#### Written instruction
Extend the article on sea dramas in film, picking up right after its final sentence.

When the above philosophy started with Herman Melville over 150 years ago via “Moby Dick”, the ocean became a hotbed for literary metaphors we saw carry over into the earliest days of film. There were far more seafaring adventure movies in the 1930s, ’40s and ’50s, though, then there has been in the last decade. It’s no secret the world of pirates seems to be the only thing that’s kept movies about the sea from disappearing completely from the big screen. On top of that, they’ve had to be a little tongue in cheek due to Johnny Depp’s Jack Sparrow in the “Pirates of the Caribbean” franchise.
Regardless, with “All is Lost” and “Captain Phillips” out around the same time (plus “Life of Pi” last year), it’s clear the movies are getting serious again about the potentials of the sea drama. New threats have emerged in our oceans that add more layers to what could happen out there. None of this even comes close to the deadpan seriousness of dealing with sharks that can supposedly get sucked out of the ocean and into a tornado.
What’s notable here is that “All is Lost” and “Captain Phillips” use as much serious-minded Melvillian allegory as “Moby Dick” did. Hanks’s interpretation of Captain Richard Phillips shows the structure of overcoming something nearly as insurmountable as a storm or harpooning a giant whale. The Somali pirates also have as much ambiguity as the storm and the whale in being necessary evils that are always out there.

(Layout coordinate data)
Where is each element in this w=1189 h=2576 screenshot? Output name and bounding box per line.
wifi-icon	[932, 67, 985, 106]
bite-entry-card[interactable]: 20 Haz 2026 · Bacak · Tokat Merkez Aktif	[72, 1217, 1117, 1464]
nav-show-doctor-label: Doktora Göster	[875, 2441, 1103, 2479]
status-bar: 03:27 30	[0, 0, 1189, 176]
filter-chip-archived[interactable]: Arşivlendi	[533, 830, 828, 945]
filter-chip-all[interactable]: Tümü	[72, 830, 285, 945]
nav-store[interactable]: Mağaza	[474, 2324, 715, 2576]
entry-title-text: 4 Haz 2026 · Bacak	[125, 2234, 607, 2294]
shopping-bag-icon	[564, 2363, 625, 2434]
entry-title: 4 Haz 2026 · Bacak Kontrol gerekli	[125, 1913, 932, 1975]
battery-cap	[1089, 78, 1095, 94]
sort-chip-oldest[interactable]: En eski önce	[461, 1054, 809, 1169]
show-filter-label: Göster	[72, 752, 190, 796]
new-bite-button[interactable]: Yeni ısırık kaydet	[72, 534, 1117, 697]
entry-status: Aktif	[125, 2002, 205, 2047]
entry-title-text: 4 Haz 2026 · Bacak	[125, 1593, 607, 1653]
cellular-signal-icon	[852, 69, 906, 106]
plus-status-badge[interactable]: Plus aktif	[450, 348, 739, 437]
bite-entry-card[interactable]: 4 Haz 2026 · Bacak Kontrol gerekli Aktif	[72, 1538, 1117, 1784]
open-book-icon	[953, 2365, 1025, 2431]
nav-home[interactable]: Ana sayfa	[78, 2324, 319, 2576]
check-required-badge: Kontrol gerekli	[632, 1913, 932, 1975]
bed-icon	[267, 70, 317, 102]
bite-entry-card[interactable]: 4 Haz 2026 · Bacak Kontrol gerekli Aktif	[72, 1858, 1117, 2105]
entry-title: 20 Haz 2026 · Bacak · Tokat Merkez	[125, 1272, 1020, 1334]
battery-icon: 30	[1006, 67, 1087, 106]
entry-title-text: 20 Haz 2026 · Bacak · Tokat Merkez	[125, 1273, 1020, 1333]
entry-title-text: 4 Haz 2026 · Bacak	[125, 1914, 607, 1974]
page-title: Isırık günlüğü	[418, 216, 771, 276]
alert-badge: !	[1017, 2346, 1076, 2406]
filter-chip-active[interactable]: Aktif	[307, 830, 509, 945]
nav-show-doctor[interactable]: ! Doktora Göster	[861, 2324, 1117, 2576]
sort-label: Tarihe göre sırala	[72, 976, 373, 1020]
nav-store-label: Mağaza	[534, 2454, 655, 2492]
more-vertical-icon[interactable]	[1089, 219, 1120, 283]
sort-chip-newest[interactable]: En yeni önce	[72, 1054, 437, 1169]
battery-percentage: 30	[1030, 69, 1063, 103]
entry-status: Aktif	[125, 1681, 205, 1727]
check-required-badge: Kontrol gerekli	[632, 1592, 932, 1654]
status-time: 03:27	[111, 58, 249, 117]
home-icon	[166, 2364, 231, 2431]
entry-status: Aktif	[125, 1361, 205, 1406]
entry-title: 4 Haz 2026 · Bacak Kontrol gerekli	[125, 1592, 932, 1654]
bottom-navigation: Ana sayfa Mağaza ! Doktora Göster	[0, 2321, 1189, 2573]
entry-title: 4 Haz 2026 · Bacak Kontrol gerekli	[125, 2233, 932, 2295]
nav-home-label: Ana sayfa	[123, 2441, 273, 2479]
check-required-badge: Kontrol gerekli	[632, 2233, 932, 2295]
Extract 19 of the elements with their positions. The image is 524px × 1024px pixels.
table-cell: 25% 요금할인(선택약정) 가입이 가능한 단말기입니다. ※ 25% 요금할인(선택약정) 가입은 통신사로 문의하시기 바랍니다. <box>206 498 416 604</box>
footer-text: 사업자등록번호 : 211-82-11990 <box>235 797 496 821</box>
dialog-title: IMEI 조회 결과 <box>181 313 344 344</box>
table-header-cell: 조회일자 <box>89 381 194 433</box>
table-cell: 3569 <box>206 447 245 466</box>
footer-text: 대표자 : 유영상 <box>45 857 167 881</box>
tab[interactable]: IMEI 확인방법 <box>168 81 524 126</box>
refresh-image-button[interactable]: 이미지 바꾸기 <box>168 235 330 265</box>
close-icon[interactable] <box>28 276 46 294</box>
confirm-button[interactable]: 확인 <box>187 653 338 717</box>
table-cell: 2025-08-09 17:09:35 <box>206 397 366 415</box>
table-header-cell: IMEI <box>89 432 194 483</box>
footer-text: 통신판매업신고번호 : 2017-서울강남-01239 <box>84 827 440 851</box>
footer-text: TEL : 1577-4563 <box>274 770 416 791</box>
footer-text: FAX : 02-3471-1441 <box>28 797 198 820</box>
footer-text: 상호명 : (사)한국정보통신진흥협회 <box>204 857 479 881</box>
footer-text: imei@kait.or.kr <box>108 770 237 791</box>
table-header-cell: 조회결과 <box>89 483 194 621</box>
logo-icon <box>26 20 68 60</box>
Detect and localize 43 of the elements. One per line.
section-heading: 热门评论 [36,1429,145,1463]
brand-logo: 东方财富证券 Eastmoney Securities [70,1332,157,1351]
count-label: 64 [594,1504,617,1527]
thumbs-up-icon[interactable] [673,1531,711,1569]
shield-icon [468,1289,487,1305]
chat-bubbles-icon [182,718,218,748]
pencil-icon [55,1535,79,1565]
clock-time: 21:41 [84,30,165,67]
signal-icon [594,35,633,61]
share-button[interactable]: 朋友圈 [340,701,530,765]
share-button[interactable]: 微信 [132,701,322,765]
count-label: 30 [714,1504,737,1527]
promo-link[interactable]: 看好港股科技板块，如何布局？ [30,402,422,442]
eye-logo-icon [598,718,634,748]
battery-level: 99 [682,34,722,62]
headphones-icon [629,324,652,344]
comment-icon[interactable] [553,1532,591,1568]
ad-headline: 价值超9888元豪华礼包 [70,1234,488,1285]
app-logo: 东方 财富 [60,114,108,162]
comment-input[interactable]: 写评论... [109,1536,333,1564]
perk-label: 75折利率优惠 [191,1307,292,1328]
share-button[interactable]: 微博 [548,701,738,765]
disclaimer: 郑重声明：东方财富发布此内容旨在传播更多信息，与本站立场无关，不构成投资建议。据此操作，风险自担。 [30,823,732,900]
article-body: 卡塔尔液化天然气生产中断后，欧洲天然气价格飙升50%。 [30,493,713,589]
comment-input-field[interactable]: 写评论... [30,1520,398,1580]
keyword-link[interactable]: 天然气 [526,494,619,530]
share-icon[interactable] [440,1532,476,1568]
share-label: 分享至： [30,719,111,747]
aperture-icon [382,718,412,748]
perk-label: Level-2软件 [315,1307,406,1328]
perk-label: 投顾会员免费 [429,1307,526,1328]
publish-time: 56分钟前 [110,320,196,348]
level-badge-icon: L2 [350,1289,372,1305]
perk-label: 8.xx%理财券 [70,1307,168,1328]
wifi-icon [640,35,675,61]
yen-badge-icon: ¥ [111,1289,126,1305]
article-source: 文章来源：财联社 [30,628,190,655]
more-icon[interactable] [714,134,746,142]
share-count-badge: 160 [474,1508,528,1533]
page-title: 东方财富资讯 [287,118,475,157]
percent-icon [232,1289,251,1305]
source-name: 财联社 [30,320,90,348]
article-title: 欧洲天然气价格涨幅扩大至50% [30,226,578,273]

#### The answer
The Redford movie takes us right back to Ernest Hemingway’s “Old Man and the Sea” where one 70-something man taking on nature is the ultimate machismo and rite of passage. It was the perfect vehicle for Redford and one that probably couldn’t have been done in the 1970s when sea movies were stagnant.
Both “Phillips” and “All is Lost” now pave the way for more sea movies with a serious point. Plenty of things are still left to say about the sea in all their metaphorical glory, including dealing with oil spills, larger hurricanes, sea levels rising, plus dying sea life. It’s almost as scary out there now as anything an urban or city drama can drum up today.
And because there’s still new sea life being discovered, don’t be surprised to see something large and threatening going after one of our ships and depicted with a very straight face.